Women sell vegetables and fruits on the roadside in Nairobi, Kenya, June 19, 2008. REUTERS/Antony Njuguna

By Svetlana Kovalyova and Veronica Brown

MILAN/LONDON

(Reuters) – World food prices eased in April after rising in the first quarter of this year, the United Nation’s food agency

said, but inflation worries are still simmering as soybean prices climb.

Women sell vegetables and fruits on the roadside in Nairobi, Kenya, June 19, 2008.

REUTERS/Antony Njuguna

Record high food

prices last February helped to fuel the Arab Spring uprisings in the Middle East and North Africa. Prices receded in the

second half of 2011 but the uptrend resumed in January.

The FAO Food Price Index, which measures monthly price changes

for a food basket of cereals, oilseeds, dairy, meat and sugar, averaged 214 points in April, down from revised 217 in March,

the UN’s Food and Agriculture Organisation (FAO) said on Thursday.

Yet soybean prices – at their highest since July

2008 – are likely to rise further due to tight supplies, driving corn prices higher, the agency’s senior economist

said.

The index drop reflected a 2.5 percent month-on-month fall in maize prices, a 1 percent fall in wheat and a 5

percent drop in sugar prices, which offset a 2.2 percent rise in vegetable oils fuelled by soaring soybean

prices.

“You would see prices most likely remaining under downward pressure in the next couple of months,” the FAO’s

senior economist and grain analyst Abdolreza Abbassian told Reuters, adding that weather remained a critical

factor.

The index seems to have stabilised at a relatively high level of around 214 points, the FAO said in a monthly

update.

Last week, the World Bank said costlier oil, strong demand from Asia and bad weather had been pushing up

global food prices, adding that if current production forecasts for 2012/2013 do not materialize, prices could reach higher

levels.

U.S. soybean futures, one of the major drivers on international grain markets in the past few months, have

been fuelled by continuous purchases from China, the world’s largest buyer.

“For the (FAO) index, the conditions

associated with oilseeds especially have been supportive,” Rabobank senior commodity analyst Keith Flury said.

BIGGER

CROPS, TIGHT MARKET

While record total cereal crops are expected this year, strong demand coupled with low initial

stocks are likely to lead to tight supplies of coarse grains and soybeans which would support prices, the FAO said in its

Food Outlook.

Source excerpt
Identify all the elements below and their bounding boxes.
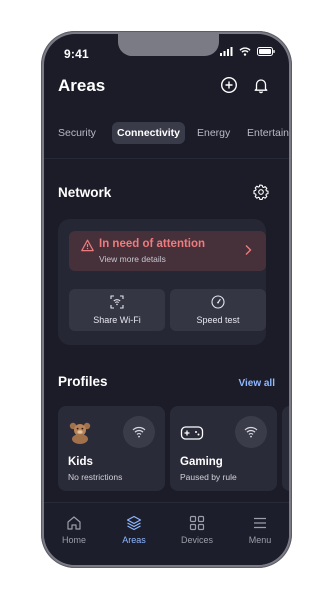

Exercise instructions
• 1. Decide whether each statement agrees with the article on world food prices, answering yes or no and quoting the deciding words: (a) The FAO Food Price Index averaged 214 points in April. (b) Sugar prices rose from the previous month. (c) Abdolreza Abbassian expected prices to stay under upward pressure in the next couple of months.
• 2. Write out the article on world food prices from "for a food basket" to "said on Thursday." again, with "averaged" replaced by "stood at".

Set of answers
• 1.
(a) Yes: "averaged 214 points in April, down from revised 217 in March"
(b) No: "a 5 percent drop in sugar prices"
(c) No: "You would see prices most likely remaining under downward pressure in the next couple of months"

• 2.
for a food basket of cereals, oilseeds, dairy, meat and sugar, stood at 214 points in April, down from revised 217 in March,

the UN’s Food and Agriculture Organisation (FAO) said on Thursday.